▸ **The task**
Every entry here needs to be repeated exactly.

[Entries from a dataset]
========

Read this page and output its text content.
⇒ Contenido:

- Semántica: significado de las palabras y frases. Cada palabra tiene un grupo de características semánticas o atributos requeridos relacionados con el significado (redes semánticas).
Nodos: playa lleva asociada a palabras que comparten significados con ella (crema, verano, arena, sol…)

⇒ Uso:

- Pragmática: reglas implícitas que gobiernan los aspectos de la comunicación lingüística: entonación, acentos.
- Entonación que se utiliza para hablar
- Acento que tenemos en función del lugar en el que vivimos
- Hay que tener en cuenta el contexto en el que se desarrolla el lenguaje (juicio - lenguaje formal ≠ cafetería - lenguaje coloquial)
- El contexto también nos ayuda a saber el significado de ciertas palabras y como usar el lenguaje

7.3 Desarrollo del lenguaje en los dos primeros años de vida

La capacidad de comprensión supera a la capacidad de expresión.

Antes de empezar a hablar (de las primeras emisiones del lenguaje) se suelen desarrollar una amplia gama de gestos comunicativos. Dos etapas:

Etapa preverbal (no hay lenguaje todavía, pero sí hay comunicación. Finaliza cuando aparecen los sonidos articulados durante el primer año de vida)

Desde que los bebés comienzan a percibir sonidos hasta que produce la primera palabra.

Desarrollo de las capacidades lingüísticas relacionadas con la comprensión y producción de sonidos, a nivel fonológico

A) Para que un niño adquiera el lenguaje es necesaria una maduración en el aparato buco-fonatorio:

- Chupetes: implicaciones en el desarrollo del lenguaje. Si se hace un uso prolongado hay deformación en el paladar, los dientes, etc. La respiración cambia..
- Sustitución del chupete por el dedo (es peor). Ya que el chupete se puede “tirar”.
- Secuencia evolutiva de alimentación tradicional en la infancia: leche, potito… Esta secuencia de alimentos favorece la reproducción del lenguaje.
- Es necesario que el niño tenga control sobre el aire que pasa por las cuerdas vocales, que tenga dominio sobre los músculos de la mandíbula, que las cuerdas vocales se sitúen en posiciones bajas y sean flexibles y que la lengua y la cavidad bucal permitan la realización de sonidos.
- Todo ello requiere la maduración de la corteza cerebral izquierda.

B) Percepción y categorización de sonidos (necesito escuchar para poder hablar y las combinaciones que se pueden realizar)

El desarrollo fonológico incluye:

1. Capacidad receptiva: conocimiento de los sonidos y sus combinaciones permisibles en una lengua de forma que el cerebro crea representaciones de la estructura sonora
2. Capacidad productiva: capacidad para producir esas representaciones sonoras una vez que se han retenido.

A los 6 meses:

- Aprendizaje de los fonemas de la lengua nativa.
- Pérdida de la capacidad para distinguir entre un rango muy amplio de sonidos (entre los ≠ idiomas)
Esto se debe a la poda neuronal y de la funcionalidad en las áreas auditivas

========

▸ **Reply to the task**
Read this page and output its text content.
⇒ Contenido:

- Semántica: significado de las palabras y frases. Cada palabra tiene un grupo de características semánticas o atributos requeridos relacionados con el significado (redes semánticas).
Nodos: playa lleva asociada a palabras que comparten significados con ella (crema, verano, arena, sol…)

⇒ Uso:

- Pragmática: reglas implícitas que gobiernan los aspectos de la comunicación lingüística: entonación, acentos.
- Entonación que se utiliza para hablar
- Acento que tenemos en función del lugar en el que vivimos
- Hay que tener en cuenta el contexto en el que se desarrolla el lenguaje (juicio - lenguaje formal ≠ cafetería - lenguaje coloquial)
- El contexto también nos ayuda a saber el significado de ciertas palabras y como usar el lenguaje

7.3 Desarrollo del lenguaje en los dos primeros años de vida

La capacidad de comprensión supera a la capacidad de expresión.

Antes de empezar a hablar (de las primeras emisiones del lenguaje) se suelen desarrollar una amplia gama de gestos comunicativos. Dos etapas:

Etapa preverbal (no hay lenguaje todavía, pero sí hay comunicación. Finaliza cuando aparecen los sonidos articulados durante el primer año de vida)

Desde que los bebés comienzan a percibir sonidos hasta que produce la primera palabra.

Desarrollo de las capacidades lingüísticas relacionadas con la comprensión y producción de sonidos, a nivel fonológico

A) Para que un niño adquiera el lenguaje es necesaria una maduración en el aparato buco-fonatorio:

- Chupetes: implicaciones en el desarrollo del lenguaje. Si se hace un uso prolongado hay deformación en el paladar, los dientes, etc. La respiración cambia..
- Sustitución del chupete por el dedo (es peor). Ya que el chupete se puede “tirar”.
- Secuencia evolutiva de alimentación tradicional en la infancia: leche, potito… Esta secuencia de alimentos favorece la reproducción del lenguaje.
- Es necesario que el niño tenga control sobre el aire que pasa por las cuerdas vocales, que tenga dominio sobre los músculos de la mandíbula, que las cuerdas vocales se sitúen en posiciones bajas y sean flexibles y que la lengua y la cavidad bucal permitan la realización de sonidos.
- Todo ello requiere la maduración de la corteza cerebral izquierda.

B) Percepción y categorización de sonidos (necesito escuchar para poder hablar y las combinaciones que se pueden realizar)

El desarrollo fonológico incluye:

1. Capacidad receptiva: conocimiento de los sonidos y sus combinaciones permisibles en una lengua de forma que el cerebro crea representaciones de la estructura sonora
2. Capacidad productiva: capacidad para producir esas representaciones sonoras una vez que se han retenido.

A los 6 meses:

- Aprendizaje de los fonemas de la lengua nativa.
- Pérdida de la capacidad para distinguir entre un rango muy amplio de sonidos (entre los ≠ idiomas)
Esto se debe a la poda neuronal y de la funcionalidad en las áreas auditivas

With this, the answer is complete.